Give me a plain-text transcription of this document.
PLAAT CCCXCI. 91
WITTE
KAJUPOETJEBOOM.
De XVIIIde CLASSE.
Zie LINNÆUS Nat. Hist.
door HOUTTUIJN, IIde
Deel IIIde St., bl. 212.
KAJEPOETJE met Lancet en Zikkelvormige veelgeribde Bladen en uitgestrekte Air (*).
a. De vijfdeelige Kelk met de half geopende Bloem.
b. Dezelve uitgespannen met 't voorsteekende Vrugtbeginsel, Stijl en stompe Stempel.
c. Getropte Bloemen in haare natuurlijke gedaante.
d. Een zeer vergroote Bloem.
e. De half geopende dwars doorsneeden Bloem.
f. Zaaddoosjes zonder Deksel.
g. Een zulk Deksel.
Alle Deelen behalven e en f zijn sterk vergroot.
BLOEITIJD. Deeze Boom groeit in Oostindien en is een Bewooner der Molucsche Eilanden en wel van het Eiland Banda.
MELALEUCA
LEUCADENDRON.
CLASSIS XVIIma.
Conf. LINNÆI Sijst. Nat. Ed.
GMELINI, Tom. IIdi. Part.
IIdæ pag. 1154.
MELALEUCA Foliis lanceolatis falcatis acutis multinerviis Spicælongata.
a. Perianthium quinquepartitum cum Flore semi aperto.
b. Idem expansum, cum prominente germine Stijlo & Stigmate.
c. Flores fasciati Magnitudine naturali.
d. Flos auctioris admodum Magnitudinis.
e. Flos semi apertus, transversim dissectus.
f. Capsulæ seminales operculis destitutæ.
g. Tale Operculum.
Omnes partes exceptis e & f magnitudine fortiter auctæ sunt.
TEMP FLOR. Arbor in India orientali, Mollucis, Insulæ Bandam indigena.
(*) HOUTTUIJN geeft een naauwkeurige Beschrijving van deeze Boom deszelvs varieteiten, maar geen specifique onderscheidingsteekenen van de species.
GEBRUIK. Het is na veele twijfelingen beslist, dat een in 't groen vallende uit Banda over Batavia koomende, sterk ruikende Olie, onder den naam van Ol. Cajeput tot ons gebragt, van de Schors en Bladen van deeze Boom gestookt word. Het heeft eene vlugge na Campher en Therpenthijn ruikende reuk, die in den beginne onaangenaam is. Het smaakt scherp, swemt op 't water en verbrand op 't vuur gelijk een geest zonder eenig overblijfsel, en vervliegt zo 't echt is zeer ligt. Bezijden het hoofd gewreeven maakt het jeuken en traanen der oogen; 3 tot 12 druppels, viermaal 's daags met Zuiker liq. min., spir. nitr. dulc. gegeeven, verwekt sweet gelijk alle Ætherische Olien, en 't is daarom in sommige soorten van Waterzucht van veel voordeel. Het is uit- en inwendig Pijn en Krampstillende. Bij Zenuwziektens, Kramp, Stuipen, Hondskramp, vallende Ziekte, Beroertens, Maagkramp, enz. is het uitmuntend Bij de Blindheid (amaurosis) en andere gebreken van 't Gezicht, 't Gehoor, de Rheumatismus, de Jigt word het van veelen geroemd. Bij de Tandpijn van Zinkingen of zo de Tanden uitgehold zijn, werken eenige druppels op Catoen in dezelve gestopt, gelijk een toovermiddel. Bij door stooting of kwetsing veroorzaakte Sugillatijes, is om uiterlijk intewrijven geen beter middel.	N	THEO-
* * *
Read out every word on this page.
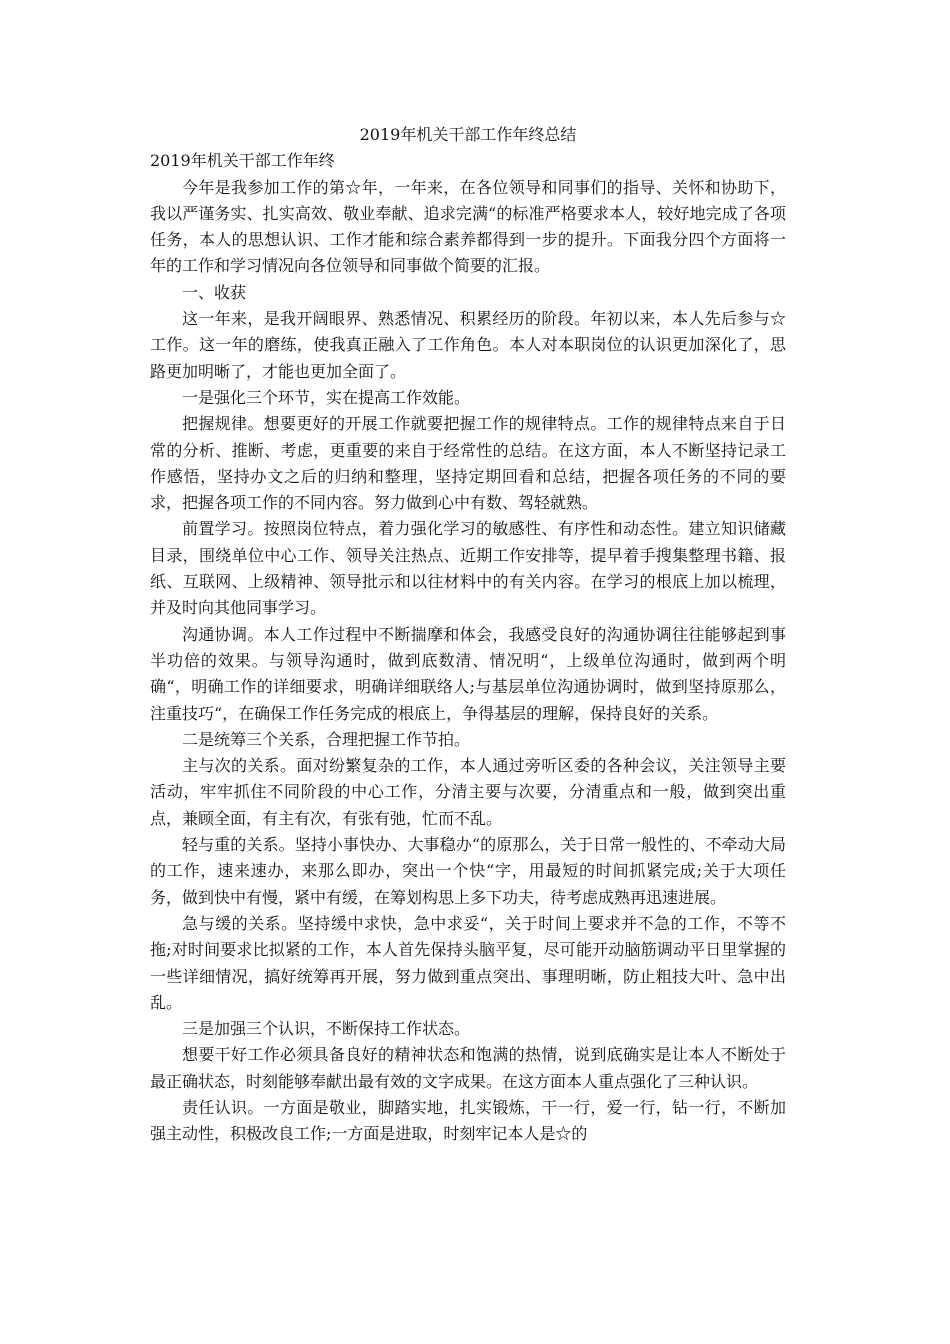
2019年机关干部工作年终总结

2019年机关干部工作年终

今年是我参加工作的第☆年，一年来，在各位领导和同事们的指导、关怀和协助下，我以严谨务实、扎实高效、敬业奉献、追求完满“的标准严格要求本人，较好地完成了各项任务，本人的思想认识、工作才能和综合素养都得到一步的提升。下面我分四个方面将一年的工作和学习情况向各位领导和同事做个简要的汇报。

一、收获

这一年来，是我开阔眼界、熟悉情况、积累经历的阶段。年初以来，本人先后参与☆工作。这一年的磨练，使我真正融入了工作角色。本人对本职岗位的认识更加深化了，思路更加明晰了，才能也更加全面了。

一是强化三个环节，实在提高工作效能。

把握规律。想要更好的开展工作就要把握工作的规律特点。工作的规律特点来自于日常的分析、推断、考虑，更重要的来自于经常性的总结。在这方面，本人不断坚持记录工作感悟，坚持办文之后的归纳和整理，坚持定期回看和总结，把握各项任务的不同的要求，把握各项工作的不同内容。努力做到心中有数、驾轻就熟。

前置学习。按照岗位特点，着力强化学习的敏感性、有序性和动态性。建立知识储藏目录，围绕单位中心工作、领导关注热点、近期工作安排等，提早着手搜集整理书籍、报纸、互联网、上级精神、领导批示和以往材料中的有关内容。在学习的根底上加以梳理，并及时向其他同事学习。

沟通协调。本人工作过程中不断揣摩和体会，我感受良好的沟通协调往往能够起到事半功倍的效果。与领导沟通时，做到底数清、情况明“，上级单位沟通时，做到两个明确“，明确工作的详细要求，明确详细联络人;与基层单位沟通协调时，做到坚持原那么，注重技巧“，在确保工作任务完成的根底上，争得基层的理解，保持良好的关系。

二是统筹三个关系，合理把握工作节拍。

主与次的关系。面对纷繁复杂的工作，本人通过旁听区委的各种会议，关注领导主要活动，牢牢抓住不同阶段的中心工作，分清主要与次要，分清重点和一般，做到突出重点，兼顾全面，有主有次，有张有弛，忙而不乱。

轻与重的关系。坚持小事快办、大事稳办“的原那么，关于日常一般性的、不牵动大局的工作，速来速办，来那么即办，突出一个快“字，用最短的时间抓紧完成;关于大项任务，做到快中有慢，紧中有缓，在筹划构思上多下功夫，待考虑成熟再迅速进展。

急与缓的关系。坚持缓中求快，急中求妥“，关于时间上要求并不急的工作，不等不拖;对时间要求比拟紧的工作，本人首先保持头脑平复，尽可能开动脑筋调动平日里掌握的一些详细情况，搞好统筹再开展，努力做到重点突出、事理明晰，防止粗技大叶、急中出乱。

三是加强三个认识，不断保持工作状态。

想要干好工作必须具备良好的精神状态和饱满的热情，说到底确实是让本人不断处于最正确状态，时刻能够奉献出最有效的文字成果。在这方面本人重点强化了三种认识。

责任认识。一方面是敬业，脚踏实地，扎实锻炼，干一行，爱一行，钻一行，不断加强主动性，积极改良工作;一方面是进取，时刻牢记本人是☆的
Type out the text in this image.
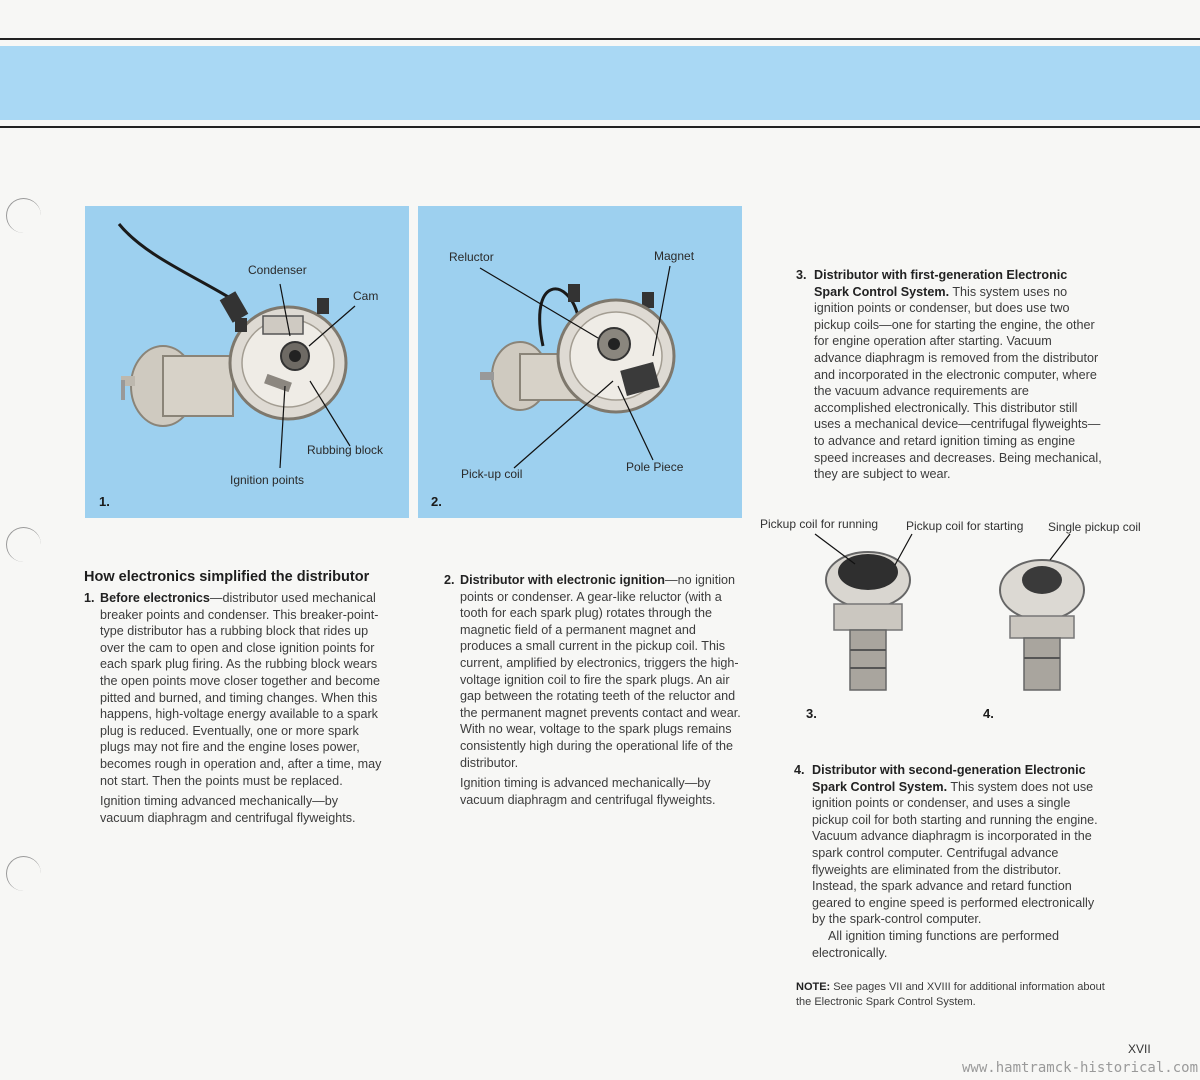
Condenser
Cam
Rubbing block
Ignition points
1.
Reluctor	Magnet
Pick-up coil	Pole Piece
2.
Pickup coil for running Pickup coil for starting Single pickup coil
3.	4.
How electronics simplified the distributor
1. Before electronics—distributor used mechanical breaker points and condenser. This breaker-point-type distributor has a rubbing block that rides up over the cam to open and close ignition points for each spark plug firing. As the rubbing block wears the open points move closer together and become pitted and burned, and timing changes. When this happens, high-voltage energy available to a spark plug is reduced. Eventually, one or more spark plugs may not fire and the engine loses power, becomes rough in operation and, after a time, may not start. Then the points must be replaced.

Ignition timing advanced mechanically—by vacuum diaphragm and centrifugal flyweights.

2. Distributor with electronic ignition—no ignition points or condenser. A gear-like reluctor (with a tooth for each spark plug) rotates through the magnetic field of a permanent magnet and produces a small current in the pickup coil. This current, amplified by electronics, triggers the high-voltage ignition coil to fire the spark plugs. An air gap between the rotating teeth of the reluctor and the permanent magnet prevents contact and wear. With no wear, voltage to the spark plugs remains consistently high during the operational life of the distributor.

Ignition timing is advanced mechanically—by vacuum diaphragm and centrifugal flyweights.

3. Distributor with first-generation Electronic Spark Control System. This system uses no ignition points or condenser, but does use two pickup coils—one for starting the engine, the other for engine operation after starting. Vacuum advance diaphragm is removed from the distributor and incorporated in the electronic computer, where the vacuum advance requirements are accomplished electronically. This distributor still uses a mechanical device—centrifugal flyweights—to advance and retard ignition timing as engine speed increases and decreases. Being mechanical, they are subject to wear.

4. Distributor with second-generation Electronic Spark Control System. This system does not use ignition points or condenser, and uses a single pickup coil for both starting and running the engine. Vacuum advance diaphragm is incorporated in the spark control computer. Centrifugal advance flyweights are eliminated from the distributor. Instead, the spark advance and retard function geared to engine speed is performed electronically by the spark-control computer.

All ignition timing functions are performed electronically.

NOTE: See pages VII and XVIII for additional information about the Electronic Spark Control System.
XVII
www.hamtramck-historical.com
* * *
PROBLEM STATEMENT. Write out each line of the data that holds the string "zonder".

EXERCISE OUTPUT.
f. Zaaddoosjes zonder Deksel.
GEBRUIK. Het is na veele twijfelingen beslist, dat een in 't groen vallende uit Banda over Batavia koomende, sterk ruikende Olie, onder den naam van Ol. Cajeput tot ons gebragt, van de Schors en Bladen van deeze Boom gestookt word. Het heeft eene vlugge na Campher en Therpenthijn ruikende reuk, die in den beginne onaangenaam is. Het smaakt scherp, swemt op 't water en verbrand op 't vuur gelijk een geest zonder eenig overblijfsel, en vervliegt zo 't echt is zeer ligt. Bezijden het hoofd gewreeven maakt het jeuken en traanen der oogen; 3 tot 12 druppels, viermaal 's daags met Zuiker liq. min., spir. nitr. dulc. gegeeven, verwekt sweet gelijk alle Ætherische Olien, en 't is daarom in sommige soorten van Waterzucht van veel voordeel. Het is uit- en inwendig Pijn en Krampstillende. Bij Zenuwziektens, Kramp, Stuipen, Hondskramp, vallende Ziekte, Beroertens, Maagkramp, enz. is het uitmuntend Bij de Blindheid (amaurosis) en andere gebreken van 't Gezicht, 't Gehoor, de Rheumatismus, de Jigt word het van veelen geroemd. Bij de Tandpijn van Zinkingen of zo de Tanden uitgehold zijn, werken eenige druppels op Catoen in dezelve gestopt, gelijk een toovermiddel. Bij door stooting of kwetsing veroorzaakte Sugillatijes, is om uiterlijk intewrijven geen beter middel.	N	THEO-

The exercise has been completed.